Brief: Will you give every entry again exactly as it stands?

--- START ---

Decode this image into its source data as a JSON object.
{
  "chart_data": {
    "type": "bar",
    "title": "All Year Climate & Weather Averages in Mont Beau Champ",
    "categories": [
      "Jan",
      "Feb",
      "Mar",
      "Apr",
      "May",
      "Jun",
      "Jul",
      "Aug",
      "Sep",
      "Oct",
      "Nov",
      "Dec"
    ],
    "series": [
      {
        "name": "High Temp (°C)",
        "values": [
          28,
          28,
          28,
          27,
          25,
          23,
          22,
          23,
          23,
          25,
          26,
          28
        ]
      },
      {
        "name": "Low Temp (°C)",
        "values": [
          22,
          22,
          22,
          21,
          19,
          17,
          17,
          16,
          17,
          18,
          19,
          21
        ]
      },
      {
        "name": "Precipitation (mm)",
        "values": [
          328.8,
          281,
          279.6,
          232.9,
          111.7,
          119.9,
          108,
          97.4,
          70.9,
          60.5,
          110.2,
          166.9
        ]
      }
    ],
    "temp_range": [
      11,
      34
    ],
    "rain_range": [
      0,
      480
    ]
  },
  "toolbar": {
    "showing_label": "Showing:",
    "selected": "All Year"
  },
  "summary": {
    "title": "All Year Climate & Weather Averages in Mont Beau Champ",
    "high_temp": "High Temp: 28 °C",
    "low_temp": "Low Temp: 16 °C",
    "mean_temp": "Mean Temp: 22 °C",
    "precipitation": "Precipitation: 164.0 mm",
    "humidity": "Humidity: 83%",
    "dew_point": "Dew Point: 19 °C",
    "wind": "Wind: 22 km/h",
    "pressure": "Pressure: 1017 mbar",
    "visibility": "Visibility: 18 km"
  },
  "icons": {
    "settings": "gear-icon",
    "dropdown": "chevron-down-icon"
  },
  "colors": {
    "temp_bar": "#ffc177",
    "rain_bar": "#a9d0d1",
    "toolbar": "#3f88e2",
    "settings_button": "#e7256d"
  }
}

--- END ---

Solution for this problem:
Decode this image into its source data as a JSON object.
{
  "chart_data": {
    "type": "bar",
    "title": "All Year Climate & Weather Averages in Mont Beau Champ",
    "categories": [
      "Jan",
      "Feb",
      "Mar",
      "Apr",
      "May",
      "Jun",
      "Jul",
      "Aug",
      "Sep",
      "Oct",
      "Nov",
      "Dec"
    ],
    "series": [
      {
        "name": "High Temp (°C)",
        "values": [
          28,
          28,
          28,
          27,
          25,
          23,
          22,
          23,
          23,
          25,
          26,
          28
        ]
      },
      {
        "name": "Low Temp (°C)",
        "values": [
          22,
          22,
          22,
          21,
          19,
          17,
          17,
          16,
          17,
          18,
          19,
          21
        ]
      },
      {
        "name": "Precipitation (mm)",
        "values": [
          328.8,
          281,
          279.6,
          232.9,
          111.7,
          119.9,
          108,
          97.4,
          70.9,
          60.5,
          110.2,
          166.9
        ]
      }
    ],
    "temp_range": [
      11,
      34
    ],
    "rain_range": [
      0,
      480
    ]
  },
  "toolbar": {
    "showing_label": "Showing:",
    "selected": "All Year"
  },
  "summary": {
    "title": "All Year Climate & Weather Averages in Mont Beau Champ",
    "high_temp": "High Temp: 28 °C",
    "low_temp": "Low Temp: 16 °C",
    "mean_temp": "Mean Temp: 22 °C",
    "precipitation": "Precipitation: 164.0 mm",
    "humidity": "Humidity: 83%",
    "dew_point": "Dew Point: 19 °C",
    "wind": "Wind: 22 km/h",
    "pressure": "Pressure: 1017 mbar",
    "visibility": "Visibility: 18 km"
  },
  "icons": {
    "settings": "gear-icon",
    "dropdown": "chevron-down-icon"
  },
  "colors": {
    "temp_bar": "#ffc177",
    "rain_bar": "#a9d0d1",
    "toolbar": "#3f88e2",
    "settings_button": "#e7256d"
  }
}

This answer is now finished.